- SET PROBLEM: Using the material below, copy every line where "правительства" appears.

---------- DATASET ENTRIES

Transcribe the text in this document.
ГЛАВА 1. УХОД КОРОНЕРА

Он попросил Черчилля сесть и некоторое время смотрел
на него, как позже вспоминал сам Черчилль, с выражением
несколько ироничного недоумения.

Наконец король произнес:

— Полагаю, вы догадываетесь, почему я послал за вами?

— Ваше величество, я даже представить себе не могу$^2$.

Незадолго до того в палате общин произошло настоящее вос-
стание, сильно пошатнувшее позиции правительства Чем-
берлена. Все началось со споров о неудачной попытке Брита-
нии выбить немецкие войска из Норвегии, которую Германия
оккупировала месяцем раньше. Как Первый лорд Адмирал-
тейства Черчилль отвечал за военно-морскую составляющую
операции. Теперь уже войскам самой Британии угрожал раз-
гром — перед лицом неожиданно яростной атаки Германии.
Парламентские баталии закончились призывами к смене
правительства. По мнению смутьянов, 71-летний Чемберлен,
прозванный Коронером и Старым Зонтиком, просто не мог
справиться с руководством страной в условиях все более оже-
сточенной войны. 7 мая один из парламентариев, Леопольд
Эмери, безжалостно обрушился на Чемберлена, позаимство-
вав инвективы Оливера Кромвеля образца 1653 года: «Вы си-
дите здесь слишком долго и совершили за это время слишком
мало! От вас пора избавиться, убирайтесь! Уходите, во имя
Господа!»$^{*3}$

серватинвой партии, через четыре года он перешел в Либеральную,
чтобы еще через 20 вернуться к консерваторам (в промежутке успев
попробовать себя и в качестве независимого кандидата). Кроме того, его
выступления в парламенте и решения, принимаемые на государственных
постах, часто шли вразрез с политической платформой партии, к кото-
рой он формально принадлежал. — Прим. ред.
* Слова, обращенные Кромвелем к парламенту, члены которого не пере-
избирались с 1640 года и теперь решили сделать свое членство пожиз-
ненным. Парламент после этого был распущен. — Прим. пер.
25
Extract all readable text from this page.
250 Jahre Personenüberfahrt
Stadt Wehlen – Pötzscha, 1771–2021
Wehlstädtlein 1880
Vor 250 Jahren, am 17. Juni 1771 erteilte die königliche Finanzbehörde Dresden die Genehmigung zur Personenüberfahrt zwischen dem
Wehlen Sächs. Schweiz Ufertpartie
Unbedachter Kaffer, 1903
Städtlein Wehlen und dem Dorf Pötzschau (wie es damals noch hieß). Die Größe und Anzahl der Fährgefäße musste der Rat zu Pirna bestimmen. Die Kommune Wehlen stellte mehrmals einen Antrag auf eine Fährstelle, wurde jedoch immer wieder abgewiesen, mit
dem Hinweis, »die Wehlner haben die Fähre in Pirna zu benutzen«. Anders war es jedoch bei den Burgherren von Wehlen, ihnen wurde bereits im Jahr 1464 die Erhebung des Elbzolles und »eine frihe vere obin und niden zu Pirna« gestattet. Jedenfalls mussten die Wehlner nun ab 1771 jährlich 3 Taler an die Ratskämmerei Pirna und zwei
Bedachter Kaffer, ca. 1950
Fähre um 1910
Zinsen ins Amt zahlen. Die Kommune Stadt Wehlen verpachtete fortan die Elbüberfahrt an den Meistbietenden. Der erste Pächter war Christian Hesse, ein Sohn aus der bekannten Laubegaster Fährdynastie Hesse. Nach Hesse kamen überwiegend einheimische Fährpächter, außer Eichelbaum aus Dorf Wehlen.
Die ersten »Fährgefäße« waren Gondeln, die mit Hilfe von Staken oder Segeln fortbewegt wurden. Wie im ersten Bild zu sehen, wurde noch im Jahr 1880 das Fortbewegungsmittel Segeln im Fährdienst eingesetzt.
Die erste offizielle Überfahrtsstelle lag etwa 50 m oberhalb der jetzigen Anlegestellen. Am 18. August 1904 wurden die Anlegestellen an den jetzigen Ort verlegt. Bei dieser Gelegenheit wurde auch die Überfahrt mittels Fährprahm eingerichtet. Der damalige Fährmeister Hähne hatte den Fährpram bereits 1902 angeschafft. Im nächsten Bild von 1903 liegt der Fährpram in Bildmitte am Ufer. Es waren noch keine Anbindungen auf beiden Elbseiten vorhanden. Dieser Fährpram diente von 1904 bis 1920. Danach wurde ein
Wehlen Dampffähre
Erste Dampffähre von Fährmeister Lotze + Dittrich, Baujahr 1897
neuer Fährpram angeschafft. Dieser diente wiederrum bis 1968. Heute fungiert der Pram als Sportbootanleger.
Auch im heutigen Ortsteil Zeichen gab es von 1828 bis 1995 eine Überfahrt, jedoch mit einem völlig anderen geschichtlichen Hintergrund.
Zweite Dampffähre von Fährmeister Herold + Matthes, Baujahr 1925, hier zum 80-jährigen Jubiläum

--------------------

- RESULT OF THIS EXERCISE:
стание, сильно пошатнувшее позиции правительства Чем-
правительства. По мнению смутьянов, 71-летний Чемберлен,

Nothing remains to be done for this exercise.